--- START ENTRIES SUPPLIED ---
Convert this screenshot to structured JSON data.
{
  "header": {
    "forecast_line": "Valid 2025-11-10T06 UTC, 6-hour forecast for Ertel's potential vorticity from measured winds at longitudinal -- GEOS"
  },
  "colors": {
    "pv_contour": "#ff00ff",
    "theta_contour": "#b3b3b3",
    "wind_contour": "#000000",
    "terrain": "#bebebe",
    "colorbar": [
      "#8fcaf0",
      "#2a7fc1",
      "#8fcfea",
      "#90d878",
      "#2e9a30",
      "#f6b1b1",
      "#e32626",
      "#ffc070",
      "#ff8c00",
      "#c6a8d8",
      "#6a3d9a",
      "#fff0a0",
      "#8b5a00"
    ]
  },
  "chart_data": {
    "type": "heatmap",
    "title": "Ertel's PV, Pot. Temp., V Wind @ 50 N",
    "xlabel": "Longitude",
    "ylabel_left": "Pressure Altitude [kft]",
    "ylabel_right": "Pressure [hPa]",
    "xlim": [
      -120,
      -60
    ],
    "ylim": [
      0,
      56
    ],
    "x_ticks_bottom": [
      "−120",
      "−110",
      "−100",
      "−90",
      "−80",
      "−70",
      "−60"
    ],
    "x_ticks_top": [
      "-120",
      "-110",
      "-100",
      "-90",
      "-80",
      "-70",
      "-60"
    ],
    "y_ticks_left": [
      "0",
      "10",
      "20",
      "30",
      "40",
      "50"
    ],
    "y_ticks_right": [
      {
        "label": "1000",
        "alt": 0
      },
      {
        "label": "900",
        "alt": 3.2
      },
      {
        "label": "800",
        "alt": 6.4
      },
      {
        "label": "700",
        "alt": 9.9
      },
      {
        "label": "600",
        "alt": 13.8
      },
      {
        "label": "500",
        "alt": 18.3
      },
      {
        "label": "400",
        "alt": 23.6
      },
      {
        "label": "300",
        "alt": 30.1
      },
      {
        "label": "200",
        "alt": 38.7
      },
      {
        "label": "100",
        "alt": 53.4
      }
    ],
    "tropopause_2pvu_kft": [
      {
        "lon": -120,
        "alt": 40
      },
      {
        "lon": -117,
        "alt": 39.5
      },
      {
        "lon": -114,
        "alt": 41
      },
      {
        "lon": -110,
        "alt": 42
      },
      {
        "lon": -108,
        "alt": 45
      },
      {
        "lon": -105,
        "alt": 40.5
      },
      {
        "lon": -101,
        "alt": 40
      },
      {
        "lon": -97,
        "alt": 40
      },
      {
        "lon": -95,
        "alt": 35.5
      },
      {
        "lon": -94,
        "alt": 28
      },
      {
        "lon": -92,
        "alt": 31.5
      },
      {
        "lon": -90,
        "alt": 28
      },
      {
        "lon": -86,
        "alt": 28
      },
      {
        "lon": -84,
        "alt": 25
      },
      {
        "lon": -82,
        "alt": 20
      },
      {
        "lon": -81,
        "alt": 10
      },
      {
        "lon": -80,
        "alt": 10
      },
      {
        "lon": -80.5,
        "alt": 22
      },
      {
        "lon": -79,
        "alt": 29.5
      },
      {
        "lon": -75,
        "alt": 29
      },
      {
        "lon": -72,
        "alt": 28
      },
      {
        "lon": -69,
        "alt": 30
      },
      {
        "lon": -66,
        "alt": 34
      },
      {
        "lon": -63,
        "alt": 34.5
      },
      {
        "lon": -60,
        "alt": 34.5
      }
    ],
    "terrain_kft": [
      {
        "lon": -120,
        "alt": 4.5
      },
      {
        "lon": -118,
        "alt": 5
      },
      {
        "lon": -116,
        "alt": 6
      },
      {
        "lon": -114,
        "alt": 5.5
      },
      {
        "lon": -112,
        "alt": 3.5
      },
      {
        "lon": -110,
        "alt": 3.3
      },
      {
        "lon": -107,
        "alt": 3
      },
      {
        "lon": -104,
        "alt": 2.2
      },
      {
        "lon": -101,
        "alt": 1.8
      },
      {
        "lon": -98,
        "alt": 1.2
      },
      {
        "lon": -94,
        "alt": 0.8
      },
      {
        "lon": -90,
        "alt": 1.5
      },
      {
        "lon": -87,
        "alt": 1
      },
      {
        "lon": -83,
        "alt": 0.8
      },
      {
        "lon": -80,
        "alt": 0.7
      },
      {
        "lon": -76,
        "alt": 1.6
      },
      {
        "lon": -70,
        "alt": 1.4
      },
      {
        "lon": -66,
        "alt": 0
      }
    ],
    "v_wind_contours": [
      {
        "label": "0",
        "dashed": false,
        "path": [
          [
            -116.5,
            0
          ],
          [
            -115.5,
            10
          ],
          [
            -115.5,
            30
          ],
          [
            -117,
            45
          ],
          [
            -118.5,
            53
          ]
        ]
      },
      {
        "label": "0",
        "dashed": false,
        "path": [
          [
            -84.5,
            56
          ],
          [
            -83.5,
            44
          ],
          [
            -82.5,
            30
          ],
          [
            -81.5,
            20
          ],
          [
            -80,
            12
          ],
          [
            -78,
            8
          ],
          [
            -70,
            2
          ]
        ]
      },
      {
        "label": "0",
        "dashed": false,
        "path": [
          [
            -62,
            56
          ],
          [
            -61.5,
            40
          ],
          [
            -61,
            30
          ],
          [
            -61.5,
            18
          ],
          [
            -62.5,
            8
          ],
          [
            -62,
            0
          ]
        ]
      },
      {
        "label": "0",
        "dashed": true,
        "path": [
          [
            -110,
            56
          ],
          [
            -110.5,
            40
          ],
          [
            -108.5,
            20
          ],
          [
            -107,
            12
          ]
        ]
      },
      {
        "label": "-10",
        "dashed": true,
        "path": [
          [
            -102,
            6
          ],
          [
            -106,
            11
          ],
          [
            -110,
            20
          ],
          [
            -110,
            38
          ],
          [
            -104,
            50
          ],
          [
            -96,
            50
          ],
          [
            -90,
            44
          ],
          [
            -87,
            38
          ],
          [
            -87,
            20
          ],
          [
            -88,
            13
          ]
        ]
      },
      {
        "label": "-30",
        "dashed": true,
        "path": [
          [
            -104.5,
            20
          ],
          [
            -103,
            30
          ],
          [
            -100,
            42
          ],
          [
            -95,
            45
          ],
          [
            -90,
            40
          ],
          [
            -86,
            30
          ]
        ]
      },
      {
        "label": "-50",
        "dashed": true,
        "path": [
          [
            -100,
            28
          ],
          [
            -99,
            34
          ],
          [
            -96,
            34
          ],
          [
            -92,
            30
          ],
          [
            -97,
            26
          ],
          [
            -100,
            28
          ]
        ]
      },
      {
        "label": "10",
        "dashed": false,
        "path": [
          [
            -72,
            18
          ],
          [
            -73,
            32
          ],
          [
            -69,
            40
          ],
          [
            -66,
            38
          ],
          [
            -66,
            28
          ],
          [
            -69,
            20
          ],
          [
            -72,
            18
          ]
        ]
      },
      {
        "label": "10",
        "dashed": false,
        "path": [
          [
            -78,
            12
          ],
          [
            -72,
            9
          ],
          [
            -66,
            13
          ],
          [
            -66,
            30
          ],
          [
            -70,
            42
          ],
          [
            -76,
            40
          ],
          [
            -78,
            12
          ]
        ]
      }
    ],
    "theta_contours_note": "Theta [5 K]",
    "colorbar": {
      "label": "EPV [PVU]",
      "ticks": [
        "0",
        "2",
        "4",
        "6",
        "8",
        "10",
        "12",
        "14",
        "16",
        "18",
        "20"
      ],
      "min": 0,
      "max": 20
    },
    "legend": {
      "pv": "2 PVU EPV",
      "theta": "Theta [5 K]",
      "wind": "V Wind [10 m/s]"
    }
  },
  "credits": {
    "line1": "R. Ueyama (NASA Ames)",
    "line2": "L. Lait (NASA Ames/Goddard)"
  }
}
--- END ENTRIES SUPPLIED ---
* _EXERCISE DIRECTIONS_: Collect from the data above every line that includes "Ertel".

* _EXERCISE OUTPUT_:
    "forecast_line": "Valid 2025-11-10T06 UTC, 6-hour forecast for Ertel's potential vorticity from measured winds at longitudinal -- GEOS"
    "title": "Ertel's PV, Pot. Temp., V Wind @ 50 N",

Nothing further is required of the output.